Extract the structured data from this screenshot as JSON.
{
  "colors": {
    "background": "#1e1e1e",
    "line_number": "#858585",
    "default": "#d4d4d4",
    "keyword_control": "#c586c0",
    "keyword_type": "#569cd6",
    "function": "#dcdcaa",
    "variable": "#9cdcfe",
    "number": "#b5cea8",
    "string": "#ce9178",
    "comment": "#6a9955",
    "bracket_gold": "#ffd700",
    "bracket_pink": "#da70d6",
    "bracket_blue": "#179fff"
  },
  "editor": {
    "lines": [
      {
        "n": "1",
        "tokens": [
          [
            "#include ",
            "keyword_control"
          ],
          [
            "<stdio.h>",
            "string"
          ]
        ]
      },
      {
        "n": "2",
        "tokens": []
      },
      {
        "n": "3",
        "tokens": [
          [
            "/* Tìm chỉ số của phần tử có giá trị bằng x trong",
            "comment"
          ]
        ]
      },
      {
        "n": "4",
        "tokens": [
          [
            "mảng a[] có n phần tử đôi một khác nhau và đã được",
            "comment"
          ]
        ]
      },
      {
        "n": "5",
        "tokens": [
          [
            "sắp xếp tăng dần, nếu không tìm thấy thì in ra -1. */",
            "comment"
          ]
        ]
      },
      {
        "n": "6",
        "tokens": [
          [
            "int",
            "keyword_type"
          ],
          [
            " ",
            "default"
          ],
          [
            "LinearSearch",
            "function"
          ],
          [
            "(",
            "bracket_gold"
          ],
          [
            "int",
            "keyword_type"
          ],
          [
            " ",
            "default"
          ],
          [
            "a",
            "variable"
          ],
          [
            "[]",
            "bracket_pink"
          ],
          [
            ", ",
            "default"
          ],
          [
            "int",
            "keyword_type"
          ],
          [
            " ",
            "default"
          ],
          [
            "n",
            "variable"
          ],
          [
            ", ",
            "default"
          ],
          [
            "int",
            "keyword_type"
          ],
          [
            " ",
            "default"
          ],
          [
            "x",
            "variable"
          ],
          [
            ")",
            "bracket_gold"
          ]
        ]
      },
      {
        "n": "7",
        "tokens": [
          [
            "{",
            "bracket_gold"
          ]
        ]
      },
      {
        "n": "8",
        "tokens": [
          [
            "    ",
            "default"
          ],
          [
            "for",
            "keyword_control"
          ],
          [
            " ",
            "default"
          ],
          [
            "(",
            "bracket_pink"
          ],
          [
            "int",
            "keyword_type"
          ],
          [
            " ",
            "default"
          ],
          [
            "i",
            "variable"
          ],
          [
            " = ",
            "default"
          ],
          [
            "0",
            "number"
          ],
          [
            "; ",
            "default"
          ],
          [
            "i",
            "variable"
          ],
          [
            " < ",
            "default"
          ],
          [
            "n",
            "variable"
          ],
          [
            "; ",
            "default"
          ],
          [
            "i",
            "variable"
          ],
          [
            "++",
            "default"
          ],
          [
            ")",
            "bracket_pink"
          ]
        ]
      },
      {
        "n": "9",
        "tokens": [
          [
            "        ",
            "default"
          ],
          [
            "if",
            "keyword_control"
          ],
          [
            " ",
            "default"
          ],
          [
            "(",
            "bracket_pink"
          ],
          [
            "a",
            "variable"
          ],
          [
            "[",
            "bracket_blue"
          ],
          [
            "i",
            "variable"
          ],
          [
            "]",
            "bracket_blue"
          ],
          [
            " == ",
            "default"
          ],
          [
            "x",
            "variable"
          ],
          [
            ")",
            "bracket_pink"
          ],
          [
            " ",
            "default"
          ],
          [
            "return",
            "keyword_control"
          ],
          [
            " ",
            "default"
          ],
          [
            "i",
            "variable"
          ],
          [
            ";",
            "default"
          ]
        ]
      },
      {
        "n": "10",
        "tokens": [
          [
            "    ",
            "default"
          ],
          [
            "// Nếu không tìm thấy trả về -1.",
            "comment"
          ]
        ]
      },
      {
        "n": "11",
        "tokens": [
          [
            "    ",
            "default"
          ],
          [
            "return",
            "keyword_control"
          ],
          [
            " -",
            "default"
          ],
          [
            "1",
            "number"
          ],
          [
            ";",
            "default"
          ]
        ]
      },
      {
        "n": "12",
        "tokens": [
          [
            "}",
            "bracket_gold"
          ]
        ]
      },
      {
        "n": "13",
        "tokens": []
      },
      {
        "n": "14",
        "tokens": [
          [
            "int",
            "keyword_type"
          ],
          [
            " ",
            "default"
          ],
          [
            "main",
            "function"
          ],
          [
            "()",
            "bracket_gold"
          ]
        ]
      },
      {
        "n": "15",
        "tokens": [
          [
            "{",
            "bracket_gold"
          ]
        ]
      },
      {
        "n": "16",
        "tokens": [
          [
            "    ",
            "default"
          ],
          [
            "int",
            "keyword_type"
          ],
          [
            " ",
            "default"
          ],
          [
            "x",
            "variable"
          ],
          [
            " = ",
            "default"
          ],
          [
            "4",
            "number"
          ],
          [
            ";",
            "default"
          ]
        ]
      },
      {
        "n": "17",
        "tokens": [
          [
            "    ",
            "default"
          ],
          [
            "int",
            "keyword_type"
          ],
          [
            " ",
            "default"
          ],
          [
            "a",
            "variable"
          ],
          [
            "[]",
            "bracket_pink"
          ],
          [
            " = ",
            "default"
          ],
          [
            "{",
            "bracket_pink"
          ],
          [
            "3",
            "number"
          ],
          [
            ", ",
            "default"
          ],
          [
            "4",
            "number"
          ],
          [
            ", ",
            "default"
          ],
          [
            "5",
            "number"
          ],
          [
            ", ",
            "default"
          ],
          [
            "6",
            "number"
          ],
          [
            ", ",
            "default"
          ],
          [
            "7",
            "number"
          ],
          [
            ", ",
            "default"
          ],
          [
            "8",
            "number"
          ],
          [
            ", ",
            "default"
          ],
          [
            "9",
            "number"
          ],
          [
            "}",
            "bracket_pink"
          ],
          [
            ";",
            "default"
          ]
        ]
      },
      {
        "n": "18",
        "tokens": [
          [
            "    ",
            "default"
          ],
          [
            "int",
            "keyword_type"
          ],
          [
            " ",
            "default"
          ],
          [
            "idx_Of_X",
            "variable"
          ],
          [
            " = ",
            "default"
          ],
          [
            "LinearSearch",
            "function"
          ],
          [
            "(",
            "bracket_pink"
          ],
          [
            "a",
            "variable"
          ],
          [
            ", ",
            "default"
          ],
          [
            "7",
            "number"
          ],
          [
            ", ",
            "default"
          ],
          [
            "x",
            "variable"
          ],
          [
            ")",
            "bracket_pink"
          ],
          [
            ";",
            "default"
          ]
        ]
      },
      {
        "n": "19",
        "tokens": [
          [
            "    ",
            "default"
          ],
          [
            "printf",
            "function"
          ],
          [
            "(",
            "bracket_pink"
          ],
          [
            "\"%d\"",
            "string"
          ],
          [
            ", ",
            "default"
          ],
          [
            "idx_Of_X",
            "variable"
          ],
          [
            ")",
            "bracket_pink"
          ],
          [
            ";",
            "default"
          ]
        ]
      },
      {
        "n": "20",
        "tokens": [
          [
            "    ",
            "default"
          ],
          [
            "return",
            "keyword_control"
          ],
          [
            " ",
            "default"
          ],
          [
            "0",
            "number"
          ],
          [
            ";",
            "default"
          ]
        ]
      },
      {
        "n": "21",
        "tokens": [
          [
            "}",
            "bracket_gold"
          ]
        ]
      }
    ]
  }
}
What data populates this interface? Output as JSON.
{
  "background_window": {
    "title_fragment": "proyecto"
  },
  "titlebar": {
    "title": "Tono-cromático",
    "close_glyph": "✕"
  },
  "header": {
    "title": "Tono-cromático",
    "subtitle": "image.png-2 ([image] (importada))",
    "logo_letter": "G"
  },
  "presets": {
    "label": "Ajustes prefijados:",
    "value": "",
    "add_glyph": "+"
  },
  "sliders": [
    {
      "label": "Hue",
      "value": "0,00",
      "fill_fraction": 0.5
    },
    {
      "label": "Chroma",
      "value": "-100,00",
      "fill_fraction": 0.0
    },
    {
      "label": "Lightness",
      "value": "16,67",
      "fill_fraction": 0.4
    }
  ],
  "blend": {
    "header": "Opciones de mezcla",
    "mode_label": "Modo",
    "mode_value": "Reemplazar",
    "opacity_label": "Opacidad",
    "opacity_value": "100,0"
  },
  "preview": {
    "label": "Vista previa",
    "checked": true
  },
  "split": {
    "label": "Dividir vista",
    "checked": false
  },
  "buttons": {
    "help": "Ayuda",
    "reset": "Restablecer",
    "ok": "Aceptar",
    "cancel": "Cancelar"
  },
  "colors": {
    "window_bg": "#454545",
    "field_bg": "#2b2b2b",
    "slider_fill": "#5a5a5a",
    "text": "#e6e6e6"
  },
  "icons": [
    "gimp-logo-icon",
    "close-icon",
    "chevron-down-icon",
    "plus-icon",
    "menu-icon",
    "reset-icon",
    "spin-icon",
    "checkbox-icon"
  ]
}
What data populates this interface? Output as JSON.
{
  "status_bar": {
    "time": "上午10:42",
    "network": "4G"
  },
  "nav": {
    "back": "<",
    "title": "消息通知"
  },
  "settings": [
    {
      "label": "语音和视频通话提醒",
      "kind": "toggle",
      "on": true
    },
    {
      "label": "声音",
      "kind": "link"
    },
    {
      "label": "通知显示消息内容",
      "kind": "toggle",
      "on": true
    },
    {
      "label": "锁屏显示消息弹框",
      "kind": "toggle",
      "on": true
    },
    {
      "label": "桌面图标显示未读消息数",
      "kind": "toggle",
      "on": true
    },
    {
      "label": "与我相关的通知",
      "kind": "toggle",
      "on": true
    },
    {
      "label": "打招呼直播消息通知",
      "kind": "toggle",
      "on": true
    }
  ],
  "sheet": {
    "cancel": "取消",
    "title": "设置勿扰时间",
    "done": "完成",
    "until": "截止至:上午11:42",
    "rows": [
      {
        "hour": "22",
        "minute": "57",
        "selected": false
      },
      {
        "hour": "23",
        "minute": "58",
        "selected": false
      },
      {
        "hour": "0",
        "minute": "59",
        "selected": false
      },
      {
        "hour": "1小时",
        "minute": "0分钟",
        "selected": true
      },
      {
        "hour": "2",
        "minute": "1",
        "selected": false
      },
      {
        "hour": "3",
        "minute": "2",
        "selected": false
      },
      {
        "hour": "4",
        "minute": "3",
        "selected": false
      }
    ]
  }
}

Exercise description | Tally up the lines in the records that contain the word "hour" and give only the total.

Answer to this problem | 7